■ **PROBLEM TO WORK ON**: Copy every line of the data that contains the string "this".

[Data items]
* Start *

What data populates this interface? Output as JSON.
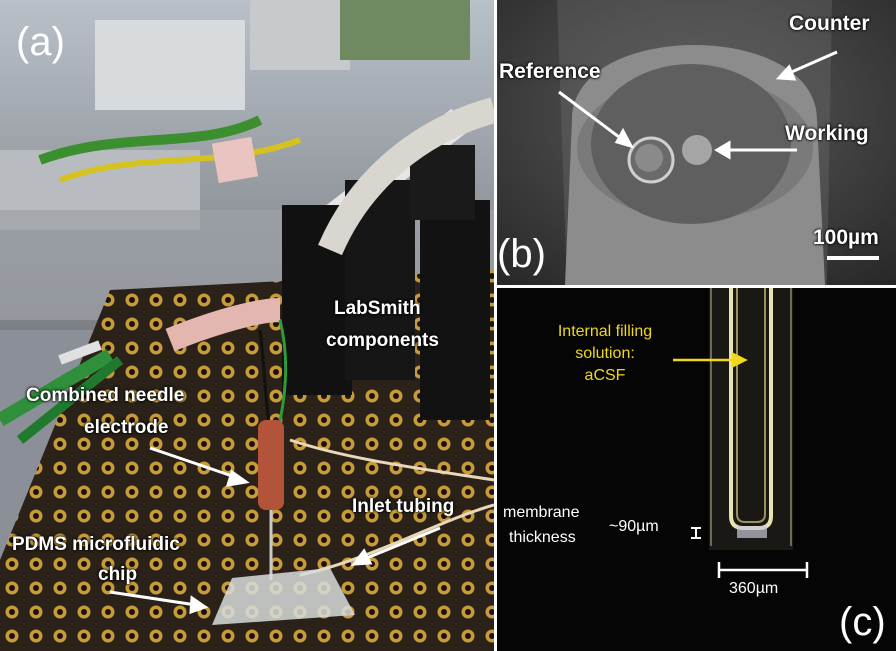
{
  "panel_a": {
    "letter": "(a)",
    "labels": {
      "labsmith_line1": "LabSmith",
      "labsmith_line2": "components",
      "needle_line1": "Combined needle",
      "needle_line2": "electrode",
      "inlet": "Inlet tubing",
      "pdms_line1": "PDMS microfluidic",
      "pdms_line2": "chip"
    }
  },
  "panel_b": {
    "letter": "(b)",
    "labels": {
      "counter": "Counter",
      "reference": "Reference",
      "working": "Working",
      "scale": "100µm"
    }
  },
  "panel_c": {
    "letter": "(c)",
    "labels": {
      "filling_line1": "Internal filling",
      "filling_line2": "solution:",
      "filling_line3": "aCSF",
      "membrane_line1": "membrane",
      "membrane_line2": "thickness",
      "membrane_value": "~90µm",
      "width_scale": "360µm"
    }
  },
  "colors": {
    "label_white": "#ffffff",
    "label_yellow": "#f0d81a",
    "breadboard": "#2a2118",
    "sem_gray": "#8c8c8c"
  }
}
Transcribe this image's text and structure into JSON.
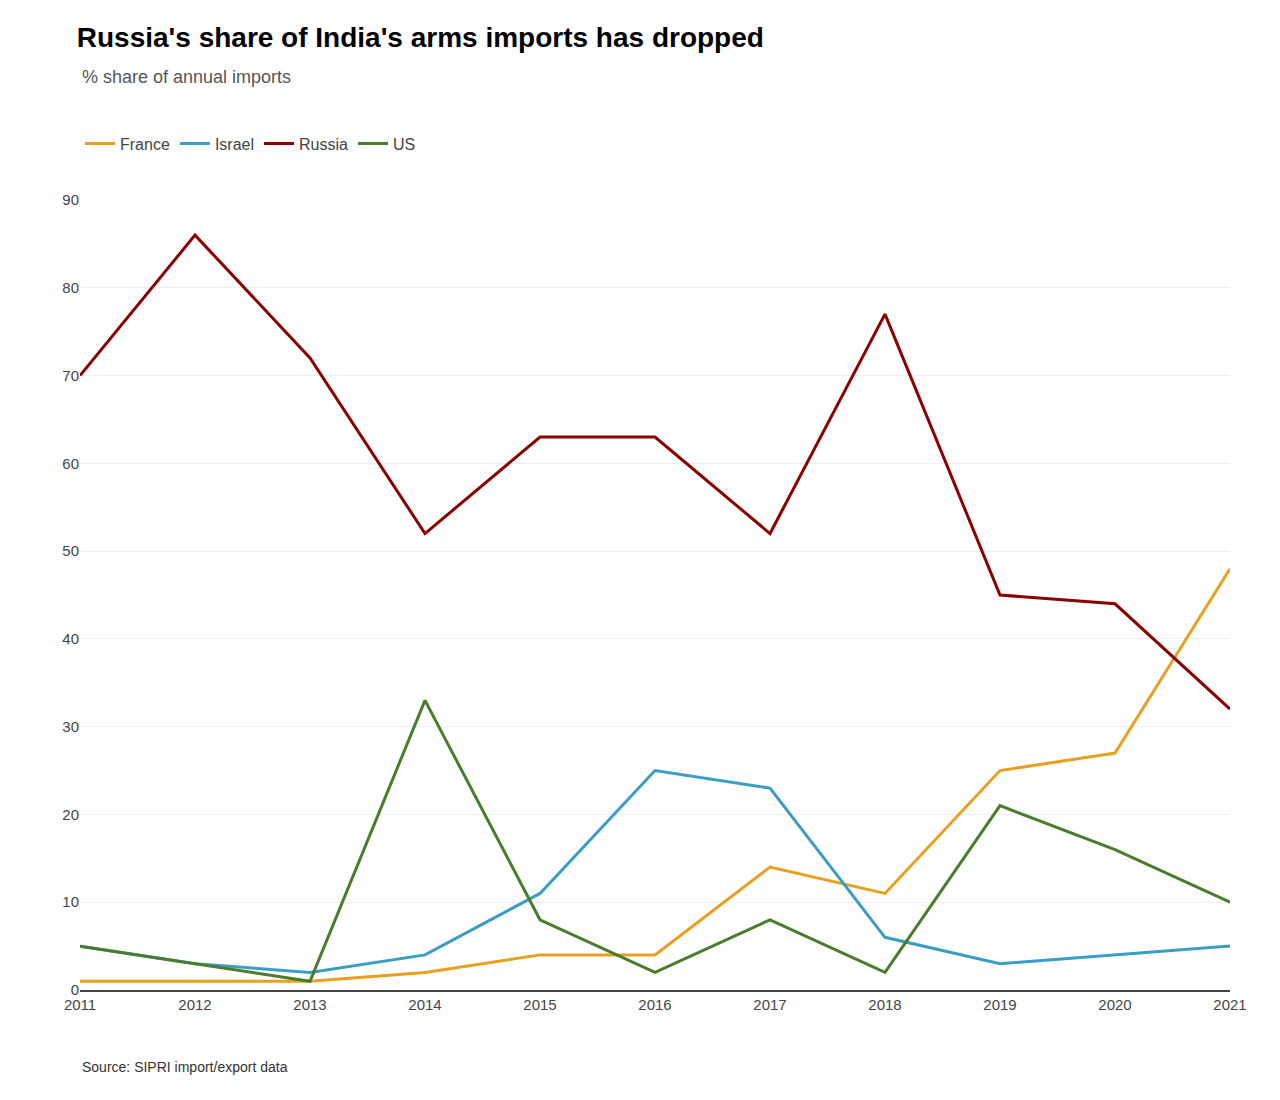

* End *

■ **PROBLEM SOLUTION**:
What data populates this interface? Output as JSON.
Transcribe this image's text and structure into JSON.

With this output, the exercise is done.